Instructions for the task
Images should be left out, and everything else in the listing reproduced exactly.

Dataset extract

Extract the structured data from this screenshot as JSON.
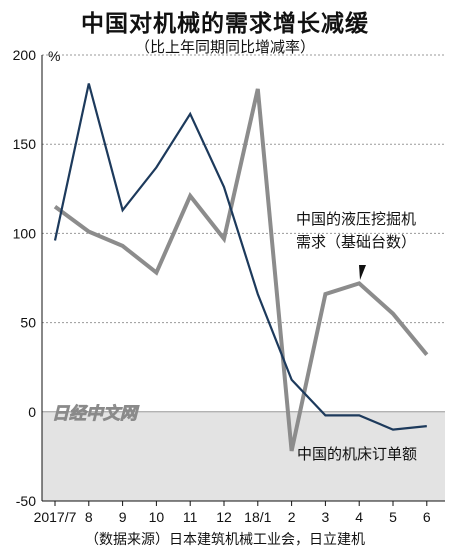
{
  "title": "中国对机械的需求增长减缓",
  "subtitle": "（比上年同期同比增减率）",
  "source": "（数据来源）日本建筑机械工业会，日立建机",
  "watermark": "日经中文网",
  "chart_data": {
    "type": "line",
    "unit": "%",
    "categories": [
      "2017/7",
      "8",
      "9",
      "10",
      "11",
      "12",
      "18/1",
      "2",
      "3",
      "4",
      "5",
      "6"
    ],
    "ylim": [
      -50,
      200
    ],
    "yticks": [
      200,
      150,
      100,
      50,
      0,
      -50
    ],
    "grid": "dashed horizontal",
    "series": [
      {
        "name": "中国的液压挖掘机需求（基础台数）",
        "color": "#8c8c8c",
        "values": [
          115,
          101,
          93,
          78,
          121,
          97,
          181,
          -22,
          66,
          72,
          55,
          32
        ]
      },
      {
        "name": "中国的机床订单额",
        "color": "#1d3a5c",
        "values": [
          96,
          184,
          113,
          137,
          167,
          126,
          66,
          18,
          -2,
          -2,
          -10,
          -8
        ]
      }
    ],
    "annotations": {
      "excavator_line1": "中国的液压挖掘机",
      "excavator_line2": "需求（基础台数）",
      "machine_tool": "中国的机床订单额"
    }
  }
}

Answer below
Extract the structured data from this screenshot as JSON.
{
  "title": "中国对机械的需求增长减缓",
  "subtitle": "（比上年同期同比增减率）",
  "source": "（数据来源）日本建筑机械工业会，日立建机",
  "watermark": "日经中文网",
  "chart_data": {
    "type": "line",
    "unit": "%",
    "categories": [
      "2017/7",
      "8",
      "9",
      "10",
      "11",
      "12",
      "18/1",
      "2",
      "3",
      "4",
      "5",
      "6"
    ],
    "ylim": [
      -50,
      200
    ],
    "yticks": [
      200,
      150,
      100,
      50,
      0,
      -50
    ],
    "grid": "dashed horizontal",
    "series": [
      {
        "name": "中国的液压挖掘机需求（基础台数）",
        "color": "#8c8c8c",
        "values": [
          115,
          101,
          93,
          78,
          121,
          97,
          181,
          -22,
          66,
          72,
          55,
          32
        ]
      },
      {
        "name": "中国的机床订单额",
        "color": "#1d3a5c",
        "values": [
          96,
          184,
          113,
          137,
          167,
          126,
          66,
          18,
          -2,
          -2,
          -10,
          -8
        ]
      }
    ],
    "annotations": {
      "excavator_line1": "中国的液压挖掘机",
      "excavator_line2": "需求（基础台数）",
      "machine_tool": "中国的机床订单额"
    }
  }
}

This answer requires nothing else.